# ENTRIES start

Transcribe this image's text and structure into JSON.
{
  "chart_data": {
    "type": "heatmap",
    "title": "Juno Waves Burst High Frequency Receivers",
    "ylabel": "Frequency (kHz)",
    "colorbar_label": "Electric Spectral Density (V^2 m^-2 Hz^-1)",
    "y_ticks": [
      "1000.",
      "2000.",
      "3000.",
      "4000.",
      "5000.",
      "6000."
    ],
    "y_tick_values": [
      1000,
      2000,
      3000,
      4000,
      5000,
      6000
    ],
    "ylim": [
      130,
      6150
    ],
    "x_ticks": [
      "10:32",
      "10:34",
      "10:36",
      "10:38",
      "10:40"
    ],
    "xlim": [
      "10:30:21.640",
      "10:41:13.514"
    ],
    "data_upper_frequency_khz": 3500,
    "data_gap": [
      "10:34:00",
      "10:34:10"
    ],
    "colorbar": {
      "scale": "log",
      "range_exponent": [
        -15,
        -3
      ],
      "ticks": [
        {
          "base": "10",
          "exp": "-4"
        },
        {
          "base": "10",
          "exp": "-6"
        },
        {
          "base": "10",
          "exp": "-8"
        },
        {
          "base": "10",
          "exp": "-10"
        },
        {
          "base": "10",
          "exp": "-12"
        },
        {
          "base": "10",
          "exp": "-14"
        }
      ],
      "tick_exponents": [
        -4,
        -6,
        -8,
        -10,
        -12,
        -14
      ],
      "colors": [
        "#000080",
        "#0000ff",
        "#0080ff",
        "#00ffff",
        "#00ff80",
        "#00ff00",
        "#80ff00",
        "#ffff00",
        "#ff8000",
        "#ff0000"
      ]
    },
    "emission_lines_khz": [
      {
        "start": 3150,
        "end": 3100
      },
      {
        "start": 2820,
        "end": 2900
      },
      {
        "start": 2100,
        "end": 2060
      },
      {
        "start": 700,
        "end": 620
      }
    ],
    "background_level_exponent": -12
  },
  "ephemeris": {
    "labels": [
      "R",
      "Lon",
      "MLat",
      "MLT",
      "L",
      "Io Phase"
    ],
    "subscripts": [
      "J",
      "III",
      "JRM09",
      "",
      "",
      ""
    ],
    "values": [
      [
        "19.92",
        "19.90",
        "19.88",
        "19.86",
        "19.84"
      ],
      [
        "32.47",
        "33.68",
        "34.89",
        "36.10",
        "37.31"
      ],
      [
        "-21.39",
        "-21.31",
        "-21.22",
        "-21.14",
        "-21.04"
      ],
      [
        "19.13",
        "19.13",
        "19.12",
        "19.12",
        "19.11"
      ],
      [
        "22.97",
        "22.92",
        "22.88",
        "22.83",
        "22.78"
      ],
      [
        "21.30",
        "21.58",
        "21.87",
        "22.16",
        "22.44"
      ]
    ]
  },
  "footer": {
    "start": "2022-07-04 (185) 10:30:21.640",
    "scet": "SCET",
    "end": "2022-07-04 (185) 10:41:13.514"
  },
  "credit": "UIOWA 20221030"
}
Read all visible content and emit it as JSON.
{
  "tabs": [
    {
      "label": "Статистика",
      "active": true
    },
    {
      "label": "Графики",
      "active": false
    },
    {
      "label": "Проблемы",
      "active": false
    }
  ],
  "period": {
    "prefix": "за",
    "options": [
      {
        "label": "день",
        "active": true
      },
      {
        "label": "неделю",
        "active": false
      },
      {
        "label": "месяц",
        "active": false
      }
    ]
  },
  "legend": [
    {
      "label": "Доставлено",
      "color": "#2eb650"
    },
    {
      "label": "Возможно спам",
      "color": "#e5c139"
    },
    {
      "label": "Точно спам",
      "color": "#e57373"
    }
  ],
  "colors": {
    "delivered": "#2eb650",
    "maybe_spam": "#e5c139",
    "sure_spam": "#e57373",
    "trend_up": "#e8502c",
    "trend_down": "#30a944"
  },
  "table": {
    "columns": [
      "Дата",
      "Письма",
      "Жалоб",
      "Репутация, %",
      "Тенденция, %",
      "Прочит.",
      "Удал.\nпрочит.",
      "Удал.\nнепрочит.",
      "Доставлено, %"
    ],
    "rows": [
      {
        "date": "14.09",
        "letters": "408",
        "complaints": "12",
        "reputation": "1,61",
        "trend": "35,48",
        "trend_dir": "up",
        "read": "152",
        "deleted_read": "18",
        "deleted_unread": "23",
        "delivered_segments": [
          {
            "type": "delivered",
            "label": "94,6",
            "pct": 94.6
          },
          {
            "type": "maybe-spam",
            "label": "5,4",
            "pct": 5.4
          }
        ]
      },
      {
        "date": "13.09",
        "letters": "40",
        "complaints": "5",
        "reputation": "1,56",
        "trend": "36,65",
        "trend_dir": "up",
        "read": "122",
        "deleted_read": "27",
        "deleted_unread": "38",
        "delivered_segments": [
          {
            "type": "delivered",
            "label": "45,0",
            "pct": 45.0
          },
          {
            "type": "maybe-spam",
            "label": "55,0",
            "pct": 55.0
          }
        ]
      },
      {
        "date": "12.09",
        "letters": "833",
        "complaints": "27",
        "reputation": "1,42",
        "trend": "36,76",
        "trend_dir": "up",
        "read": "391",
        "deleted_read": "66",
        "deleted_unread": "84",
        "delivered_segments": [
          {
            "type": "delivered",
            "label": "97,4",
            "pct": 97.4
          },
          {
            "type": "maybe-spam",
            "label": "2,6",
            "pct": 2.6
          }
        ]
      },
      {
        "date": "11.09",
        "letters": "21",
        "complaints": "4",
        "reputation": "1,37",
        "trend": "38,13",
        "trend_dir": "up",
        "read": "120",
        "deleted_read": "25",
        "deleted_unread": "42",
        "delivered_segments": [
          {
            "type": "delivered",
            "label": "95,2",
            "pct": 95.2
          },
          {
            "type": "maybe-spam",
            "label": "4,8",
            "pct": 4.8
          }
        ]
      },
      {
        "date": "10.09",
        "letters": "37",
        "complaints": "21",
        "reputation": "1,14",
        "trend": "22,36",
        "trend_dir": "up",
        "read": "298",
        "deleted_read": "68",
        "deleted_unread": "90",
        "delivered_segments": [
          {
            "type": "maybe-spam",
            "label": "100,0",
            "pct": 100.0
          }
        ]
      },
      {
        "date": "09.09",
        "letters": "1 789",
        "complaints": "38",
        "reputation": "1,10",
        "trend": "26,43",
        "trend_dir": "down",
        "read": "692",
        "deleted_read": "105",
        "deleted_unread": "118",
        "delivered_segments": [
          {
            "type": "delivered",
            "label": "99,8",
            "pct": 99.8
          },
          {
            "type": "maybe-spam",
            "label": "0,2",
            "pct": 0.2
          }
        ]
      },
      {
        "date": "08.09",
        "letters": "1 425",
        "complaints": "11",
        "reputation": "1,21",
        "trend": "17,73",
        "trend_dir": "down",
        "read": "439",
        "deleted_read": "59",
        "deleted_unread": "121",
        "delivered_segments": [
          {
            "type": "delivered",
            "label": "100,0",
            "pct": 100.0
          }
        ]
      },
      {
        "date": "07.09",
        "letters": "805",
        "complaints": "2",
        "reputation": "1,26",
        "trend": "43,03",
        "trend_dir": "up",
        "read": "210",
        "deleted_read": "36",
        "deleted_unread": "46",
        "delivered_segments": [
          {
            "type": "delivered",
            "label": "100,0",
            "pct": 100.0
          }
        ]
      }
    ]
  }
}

# ENTRIES end

Write out all the entries exactly.

Transcribe this image's text and structure into JSON.
{
  "chart_data": {
    "type": "heatmap",
    "title": "Juno Waves Burst High Frequency Receivers",
    "ylabel": "Frequency (kHz)",
    "colorbar_label": "Electric Spectral Density (V^2 m^-2 Hz^-1)",
    "y_ticks": [
      "1000.",
      "2000.",
      "3000.",
      "4000.",
      "5000.",
      "6000."
    ],
    "y_tick_values": [
      1000,
      2000,
      3000,
      4000,
      5000,
      6000
    ],
    "ylim": [
      130,
      6150
    ],
    "x_ticks": [
      "10:32",
      "10:34",
      "10:36",
      "10:38",
      "10:40"
    ],
    "xlim": [
      "10:30:21.640",
      "10:41:13.514"
    ],
    "data_upper_frequency_khz": 3500,
    "data_gap": [
      "10:34:00",
      "10:34:10"
    ],
    "colorbar": {
      "scale": "log",
      "range_exponent": [
        -15,
        -3
      ],
      "ticks": [
        {
          "base": "10",
          "exp": "-4"
        },
        {
          "base": "10",
          "exp": "-6"
        },
        {
          "base": "10",
          "exp": "-8"
        },
        {
          "base": "10",
          "exp": "-10"
        },
        {
          "base": "10",
          "exp": "-12"
        },
        {
          "base": "10",
          "exp": "-14"
        }
      ],
      "tick_exponents": [
        -4,
        -6,
        -8,
        -10,
        -12,
        -14
      ],
      "colors": [
        "#000080",
        "#0000ff",
        "#0080ff",
        "#00ffff",
        "#00ff80",
        "#00ff00",
        "#80ff00",
        "#ffff00",
        "#ff8000",
        "#ff0000"
      ]
    },
    "emission_lines_khz": [
      {
        "start": 3150,
        "end": 3100
      },
      {
        "start": 2820,
        "end": 2900
      },
      {
        "start": 2100,
        "end": 2060
      },
      {
        "start": 700,
        "end": 620
      }
    ],
    "background_level_exponent": -12
  },
  "ephemeris": {
    "labels": [
      "R",
      "Lon",
      "MLat",
      "MLT",
      "L",
      "Io Phase"
    ],
    "subscripts": [
      "J",
      "III",
      "JRM09",
      "",
      "",
      ""
    ],
    "values": [
      [
        "19.92",
        "19.90",
        "19.88",
        "19.86",
        "19.84"
      ],
      [
        "32.47",
        "33.68",
        "34.89",
        "36.10",
        "37.31"
      ],
      [
        "-21.39",
        "-21.31",
        "-21.22",
        "-21.14",
        "-21.04"
      ],
      [
        "19.13",
        "19.13",
        "19.12",
        "19.12",
        "19.11"
      ],
      [
        "22.97",
        "22.92",
        "22.88",
        "22.83",
        "22.78"
      ],
      [
        "21.30",
        "21.58",
        "21.87",
        "22.16",
        "22.44"
      ]
    ]
  },
  "footer": {
    "start": "2022-07-04 (185) 10:30:21.640",
    "scet": "SCET",
    "end": "2022-07-04 (185) 10:41:13.514"
  },
  "credit": "UIOWA 20221030"
}
Read all visible content and emit it as JSON.
{
  "tabs": [
    {
      "label": "Статистика",
      "active": true
    },
    {
      "label": "Графики",
      "active": false
    },
    {
      "label": "Проблемы",
      "active": false
    }
  ],
  "period": {
    "prefix": "за",
    "options": [
      {
        "label": "день",
        "active": true
      },
      {
        "label": "неделю",
        "active": false
      },
      {
        "label": "месяц",
        "active": false
      }
    ]
  },
  "legend": [
    {
      "label": "Доставлено",
      "color": "#2eb650"
    },
    {
      "label": "Возможно спам",
      "color": "#e5c139"
    },
    {
      "label": "Точно спам",
      "color": "#e57373"
    }
  ],
  "colors": {
    "delivered": "#2eb650",
    "maybe_spam": "#e5c139",
    "sure_spam": "#e57373",
    "trend_up": "#e8502c",
    "trend_down": "#30a944"
  },
  "table": {
    "columns": [
      "Дата",
      "Письма",
      "Жалоб",
      "Репутация, %",
      "Тенденция, %",
      "Прочит.",
      "Удал.\nпрочит.",
      "Удал.\nнепрочит.",
      "Доставлено, %"
    ],
    "rows": [
      {
        "date": "14.09",
        "letters": "408",
        "complaints": "12",
        "reputation": "1,61",
        "trend": "35,48",
        "trend_dir": "up",
        "read": "152",
        "deleted_read": "18",
        "deleted_unread": "23",
        "delivered_segments": [
          {
            "type": "delivered",
            "label": "94,6",
            "pct": 94.6
          },
          {
            "type": "maybe-spam",
            "label": "5,4",
            "pct": 5.4
          }
        ]
      },
      {
        "date": "13.09",
        "letters": "40",
        "complaints": "5",
        "reputation": "1,56",
        "trend": "36,65",
        "trend_dir": "up",
        "read": "122",
        "deleted_read": "27",
        "deleted_unread": "38",
        "delivered_segments": [
          {
            "type": "delivered",
            "label": "45,0",
            "pct": 45.0
          },
          {
            "type": "maybe-spam",
            "label": "55,0",
            "pct": 55.0
          }
        ]
      },
      {
        "date": "12.09",
        "letters": "833",
        "complaints": "27",
        "reputation": "1,42",
        "trend": "36,76",
        "trend_dir": "up",
        "read": "391",
        "deleted_read": "66",
        "deleted_unread": "84",
        "delivered_segments": [
          {
            "type": "delivered",
            "label": "97,4",
            "pct": 97.4
          },
          {
            "type": "maybe-spam",
            "label": "2,6",
            "pct": 2.6
          }
        ]
      },
      {
        "date": "11.09",
        "letters": "21",
        "complaints": "4",
        "reputation": "1,37",
        "trend": "38,13",
        "trend_dir": "up",
        "read": "120",
        "deleted_read": "25",
        "deleted_unread": "42",
        "delivered_segments": [
          {
            "type": "delivered",
            "label": "95,2",
            "pct": 95.2
          },
          {
            "type": "maybe-spam",
            "label": "4,8",
            "pct": 4.8
          }
        ]
      },
      {
        "date": "10.09",
        "letters": "37",
        "complaints": "21",
        "reputation": "1,14",
        "trend": "22,36",
        "trend_dir": "up",
        "read": "298",
        "deleted_read": "68",
        "deleted_unread": "90",
        "delivered_segments": [
          {
            "type": "maybe-spam",
            "label": "100,0",
            "pct": 100.0
          }
        ]
      },
      {
        "date": "09.09",
        "letters": "1 789",
        "complaints": "38",
        "reputation": "1,10",
        "trend": "26,43",
        "trend_dir": "down",
        "read": "692",
        "deleted_read": "105",
        "deleted_unread": "118",
        "delivered_segments": [
          {
            "type": "delivered",
            "label": "99,8",
            "pct": 99.8
          },
          {
            "type": "maybe-spam",
            "label": "0,2",
            "pct": 0.2
          }
        ]
      },
      {
        "date": "08.09",
        "letters": "1 425",
        "complaints": "11",
        "reputation": "1,21",
        "trend": "17,73",
        "trend_dir": "down",
        "read": "439",
        "deleted_read": "59",
        "deleted_unread": "121",
        "delivered_segments": [
          {
            "type": "delivered",
            "label": "100,0",
            "pct": 100.0
          }
        ]
      },
      {
        "date": "07.09",
        "letters": "805",
        "complaints": "2",
        "reputation": "1,26",
        "trend": "43,03",
        "trend_dir": "up",
        "read": "210",
        "deleted_read": "36",
        "deleted_unread": "46",
        "delivered_segments": [
          {
            "type": "delivered",
            "label": "100,0",
            "pct": 100.0
          }
        ]
      }
    ]
  }
}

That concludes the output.